**Material provided**
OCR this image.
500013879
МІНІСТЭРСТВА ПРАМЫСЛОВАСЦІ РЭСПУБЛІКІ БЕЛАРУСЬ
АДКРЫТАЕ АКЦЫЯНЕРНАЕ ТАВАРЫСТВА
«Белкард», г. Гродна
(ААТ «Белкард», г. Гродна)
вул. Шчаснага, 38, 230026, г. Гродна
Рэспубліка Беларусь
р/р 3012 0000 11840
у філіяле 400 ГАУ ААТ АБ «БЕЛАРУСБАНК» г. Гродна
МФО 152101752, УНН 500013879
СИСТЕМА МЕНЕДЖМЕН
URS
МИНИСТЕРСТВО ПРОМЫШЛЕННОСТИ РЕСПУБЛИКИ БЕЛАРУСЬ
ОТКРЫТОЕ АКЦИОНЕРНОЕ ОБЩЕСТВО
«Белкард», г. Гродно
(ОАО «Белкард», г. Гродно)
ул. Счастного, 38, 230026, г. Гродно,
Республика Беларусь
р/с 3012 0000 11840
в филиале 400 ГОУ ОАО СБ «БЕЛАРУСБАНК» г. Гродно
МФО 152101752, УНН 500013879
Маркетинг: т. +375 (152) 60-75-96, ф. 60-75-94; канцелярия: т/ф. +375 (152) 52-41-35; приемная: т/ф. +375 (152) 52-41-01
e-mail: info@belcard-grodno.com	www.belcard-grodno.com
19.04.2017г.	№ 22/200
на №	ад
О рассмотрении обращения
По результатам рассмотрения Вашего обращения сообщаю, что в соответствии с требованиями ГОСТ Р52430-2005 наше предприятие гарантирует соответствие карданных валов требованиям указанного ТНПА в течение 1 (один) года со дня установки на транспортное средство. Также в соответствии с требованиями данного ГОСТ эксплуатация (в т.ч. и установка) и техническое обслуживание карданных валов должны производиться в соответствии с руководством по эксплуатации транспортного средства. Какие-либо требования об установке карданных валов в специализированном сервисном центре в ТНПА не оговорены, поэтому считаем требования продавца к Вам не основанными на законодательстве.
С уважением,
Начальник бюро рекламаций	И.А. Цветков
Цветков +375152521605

**Your instructions**
Transcribe all entries exactly as they are given.

**Completed task**
OCR this image.
500013879
МІНІСТЭРСТВА ПРАМЫСЛОВАСЦІ РЭСПУБЛІКІ БЕЛАРУСЬ
АДКРЫТАЕ АКЦЫЯНЕРНАЕ ТАВАРЫСТВА
«Белкард», г. Гродна
(ААТ «Белкард», г. Гродна)
вул. Шчаснага, 38, 230026, г. Гродна
Рэспубліка Беларусь
р/р 3012 0000 11840
у філіяле 400 ГАУ ААТ АБ «БЕЛАРУСБАНК» г. Гродна
МФО 152101752, УНН 500013879
СИСТЕМА МЕНЕДЖМЕН
URS
МИНИСТЕРСТВО ПРОМЫШЛЕННОСТИ РЕСПУБЛИКИ БЕЛАРУСЬ
ОТКРЫТОЕ АКЦИОНЕРНОЕ ОБЩЕСТВО
«Белкард», г. Гродно
(ОАО «Белкард», г. Гродно)
ул. Счастного, 38, 230026, г. Гродно,
Республика Беларусь
р/с 3012 0000 11840
в филиале 400 ГОУ ОАО СБ «БЕЛАРУСБАНК» г. Гродно
МФО 152101752, УНН 500013879
Маркетинг: т. +375 (152) 60-75-96, ф. 60-75-94; канцелярия: т/ф. +375 (152) 52-41-35; приемная: т/ф. +375 (152) 52-41-01
e-mail: info@belcard-grodno.com	www.belcard-grodno.com
19.04.2017г.	№ 22/200
на №	ад
О рассмотрении обращения
По результатам рассмотрения Вашего обращения сообщаю, что в соответствии с требованиями ГОСТ Р52430-2005 наше предприятие гарантирует соответствие карданных валов требованиям указанного ТНПА в течение 1 (один) года со дня установки на транспортное средство. Также в соответствии с требованиями данного ГОСТ эксплуатация (в т.ч. и установка) и техническое обслуживание карданных валов должны производиться в соответствии с руководством по эксплуатации транспортного средства. Какие-либо требования об установке карданных валов в специализированном сервисном центре в ТНПА не оговорены, поэтому считаем требования продавца к Вам не основанными на законодательстве.
С уважением,
Начальник бюро рекламаций	И.А. Цветков
Цветков +375152521605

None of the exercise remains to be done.